[TASKS TO COMPLETE]
1. In the computer vision infrastructure article below, reproduce the passage starting with "Model-Driven Development’s Lineage" and going on through "the new millennium.".
2. Using the computer vision infrastructure article below, answer these questions:
(a) What three fundamental pillars of development underpin every AI/ML project?
(b) For how long have developers had on-demand, pay-as-you-go access to computing power under the infrastructure-as-a-service model?
(c) Which open-source community is named as a place where teams shared their advancements?

Follow Datanami:
August 18, 2022

The Key to Computer Vision-Driven AI Is a Robust Data Infrastructure

Gil Elbaz

(Spectral-Design/Shutterstock)

For infrastructure, the sign of true greatness is to go unnoticed. The better it is, the less we think about it. Mobile infrastructure, for example, only ever crosses our minds when we find ourselves struggling to understand someone on the other end of a bad connection, or without service altogether. When driving on a pristine, recently-paved highway, we give little thought to the road as it passes silently beneath our wheels. A poorly-maintained highway, on the other hand, reminds us of its existence with every pothole, divot, and rough patch we encounter.

Infrastructure only demands our attention when missing, inadequate, or broken. And in the field of computer vision, infrastructure – or rather, what’s missing from it – is currently on the minds of   many.

Compute Sets the Standard for Infrastructure

Underpinning every AI/ML project, including computer vision, are three fundamental pillars of development — data, algorithms/models, and compute. Of these three pillars, compute is by far the one with the most robust and deeply entrenched infrastructure. With decades of dedicated enterprise investment and development behind it, cloud computing has become something of a gold standard for IT infrastructure throughout the entire enterprise IT environment – with computer vision being no exception.

Under the infrastructure-as-a-service model, developers have enjoyed on-demand, pay-as-you-go access to an ever-widening pipeline of computing power for nearly 20 years. And in that time, it has radically transformed enterprise IT across the board, through  dramatically increased agility, cost-efficiency, scalability, and more. Taken in tandem with the advent of purpose-built, machine-learning GPUs, it’s safe to say that this part of the computer vision infrastructure stack is alive and well. And if we want to see computer vision and AI reach their full potential, we would be wise to use compute as the model on which the rest of CV’s infrastructure stack is based.

Data management has emerged as the number one bottleneck for AI develoment (3dkombinat/Shutterstock)

Model-Driven Development’s Lineage and Limitations

Until recently, algorithms and model development were the driving force behind computer vision and AI’s development. In both research and commercial development, teams toiled for years testing, tinkering, and incrementally improving AI/ML models and sharing their advancements in open-source communities such as Kaggle. By concentrating its collective efforts on algorithm development and modeling, the fields of computer vision and AI progressed mightily over the first two decades of the new millennium.

[DATA SECTION]
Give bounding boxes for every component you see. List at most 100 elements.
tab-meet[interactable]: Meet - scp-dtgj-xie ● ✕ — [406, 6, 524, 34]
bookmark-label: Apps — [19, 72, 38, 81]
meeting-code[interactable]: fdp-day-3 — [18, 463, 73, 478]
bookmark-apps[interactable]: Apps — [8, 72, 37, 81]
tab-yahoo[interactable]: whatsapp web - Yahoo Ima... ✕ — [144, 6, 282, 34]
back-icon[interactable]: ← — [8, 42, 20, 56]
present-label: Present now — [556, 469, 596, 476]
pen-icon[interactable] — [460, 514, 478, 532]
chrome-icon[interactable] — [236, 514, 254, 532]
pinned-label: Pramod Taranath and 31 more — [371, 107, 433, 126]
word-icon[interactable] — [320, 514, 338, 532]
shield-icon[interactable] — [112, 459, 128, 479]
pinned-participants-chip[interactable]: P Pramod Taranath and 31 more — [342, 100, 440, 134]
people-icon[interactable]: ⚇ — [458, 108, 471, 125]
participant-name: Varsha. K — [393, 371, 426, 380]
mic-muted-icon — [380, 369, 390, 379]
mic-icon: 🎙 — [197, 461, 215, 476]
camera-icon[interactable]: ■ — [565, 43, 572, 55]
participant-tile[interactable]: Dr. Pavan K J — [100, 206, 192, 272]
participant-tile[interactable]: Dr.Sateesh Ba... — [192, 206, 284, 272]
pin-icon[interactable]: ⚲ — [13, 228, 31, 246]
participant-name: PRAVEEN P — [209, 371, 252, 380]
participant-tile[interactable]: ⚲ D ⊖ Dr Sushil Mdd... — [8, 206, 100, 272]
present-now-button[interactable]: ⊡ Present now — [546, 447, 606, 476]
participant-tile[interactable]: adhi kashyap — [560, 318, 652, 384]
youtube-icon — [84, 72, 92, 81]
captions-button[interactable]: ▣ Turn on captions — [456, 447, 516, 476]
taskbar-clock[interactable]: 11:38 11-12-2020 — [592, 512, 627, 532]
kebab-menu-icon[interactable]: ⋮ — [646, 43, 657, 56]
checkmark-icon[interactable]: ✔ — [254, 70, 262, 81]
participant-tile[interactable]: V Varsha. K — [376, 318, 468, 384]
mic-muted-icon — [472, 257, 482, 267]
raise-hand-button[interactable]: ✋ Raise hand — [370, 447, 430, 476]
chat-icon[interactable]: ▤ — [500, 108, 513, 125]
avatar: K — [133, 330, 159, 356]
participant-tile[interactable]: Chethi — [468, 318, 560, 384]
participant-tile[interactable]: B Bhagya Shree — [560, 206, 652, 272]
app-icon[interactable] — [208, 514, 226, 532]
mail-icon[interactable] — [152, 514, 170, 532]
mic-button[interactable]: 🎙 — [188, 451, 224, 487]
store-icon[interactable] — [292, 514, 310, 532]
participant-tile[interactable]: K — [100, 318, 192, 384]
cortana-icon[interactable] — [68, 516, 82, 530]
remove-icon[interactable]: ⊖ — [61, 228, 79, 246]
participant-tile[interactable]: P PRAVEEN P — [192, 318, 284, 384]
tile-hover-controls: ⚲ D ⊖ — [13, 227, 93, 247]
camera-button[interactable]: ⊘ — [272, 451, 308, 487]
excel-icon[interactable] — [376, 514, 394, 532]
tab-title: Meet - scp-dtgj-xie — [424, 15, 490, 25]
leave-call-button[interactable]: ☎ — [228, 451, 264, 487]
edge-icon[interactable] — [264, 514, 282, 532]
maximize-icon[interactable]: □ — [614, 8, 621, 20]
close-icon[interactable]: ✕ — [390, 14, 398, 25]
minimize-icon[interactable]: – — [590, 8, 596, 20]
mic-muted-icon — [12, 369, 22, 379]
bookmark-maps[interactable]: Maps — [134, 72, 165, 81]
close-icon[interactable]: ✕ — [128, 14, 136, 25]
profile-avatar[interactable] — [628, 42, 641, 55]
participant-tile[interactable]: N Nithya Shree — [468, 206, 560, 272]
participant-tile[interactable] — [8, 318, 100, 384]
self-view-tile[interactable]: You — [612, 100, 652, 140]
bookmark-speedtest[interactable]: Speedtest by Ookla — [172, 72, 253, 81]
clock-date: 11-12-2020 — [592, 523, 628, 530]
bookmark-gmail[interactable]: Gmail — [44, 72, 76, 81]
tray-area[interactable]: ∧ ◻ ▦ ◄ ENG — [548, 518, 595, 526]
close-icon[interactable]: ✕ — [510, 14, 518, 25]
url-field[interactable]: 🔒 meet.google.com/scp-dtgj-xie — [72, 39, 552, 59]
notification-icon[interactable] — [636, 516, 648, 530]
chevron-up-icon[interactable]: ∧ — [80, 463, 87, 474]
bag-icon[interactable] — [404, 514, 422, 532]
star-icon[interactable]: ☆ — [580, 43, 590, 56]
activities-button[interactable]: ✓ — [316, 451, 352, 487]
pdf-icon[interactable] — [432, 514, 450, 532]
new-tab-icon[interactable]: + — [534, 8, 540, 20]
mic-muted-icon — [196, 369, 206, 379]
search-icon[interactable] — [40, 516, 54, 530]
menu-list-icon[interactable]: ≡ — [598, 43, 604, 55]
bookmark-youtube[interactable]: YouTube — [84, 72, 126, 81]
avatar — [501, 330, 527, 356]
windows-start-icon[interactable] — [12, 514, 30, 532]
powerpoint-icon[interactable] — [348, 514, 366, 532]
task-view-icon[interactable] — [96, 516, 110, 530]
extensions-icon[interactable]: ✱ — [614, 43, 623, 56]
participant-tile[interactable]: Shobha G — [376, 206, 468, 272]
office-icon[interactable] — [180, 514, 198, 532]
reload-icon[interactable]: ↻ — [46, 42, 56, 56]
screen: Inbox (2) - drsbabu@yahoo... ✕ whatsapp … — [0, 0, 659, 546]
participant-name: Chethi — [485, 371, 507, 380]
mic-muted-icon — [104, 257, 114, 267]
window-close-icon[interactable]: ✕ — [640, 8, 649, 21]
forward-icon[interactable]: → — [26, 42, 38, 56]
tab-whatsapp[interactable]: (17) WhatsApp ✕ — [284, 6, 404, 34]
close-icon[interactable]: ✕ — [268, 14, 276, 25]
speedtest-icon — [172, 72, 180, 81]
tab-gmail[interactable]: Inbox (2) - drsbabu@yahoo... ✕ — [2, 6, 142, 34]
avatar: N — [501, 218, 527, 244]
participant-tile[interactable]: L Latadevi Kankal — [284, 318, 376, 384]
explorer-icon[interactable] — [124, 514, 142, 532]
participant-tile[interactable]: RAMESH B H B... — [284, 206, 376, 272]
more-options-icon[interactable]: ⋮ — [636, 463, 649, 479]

[TASK-BY-TASK SOLUTIONS]
1.
Model-Driven Development’s Lineage and Limitations

Until recently, algorithms and model development were the driving force behind computer vision and AI’s development. In both research and commercial development, teams toiled for years testing, tinkering, and incrementally improving AI/ML models and sharing their advancements in open-source communities such as Kaggle. By concentrating its collective efforts on algorithm development and modeling, the fields of computer vision and AI progressed mightily over the first two decades of the new millennium.

2.
(a) Data, algorithms/models, and compute.
(b) Nearly 20 years.
(c) Kaggle.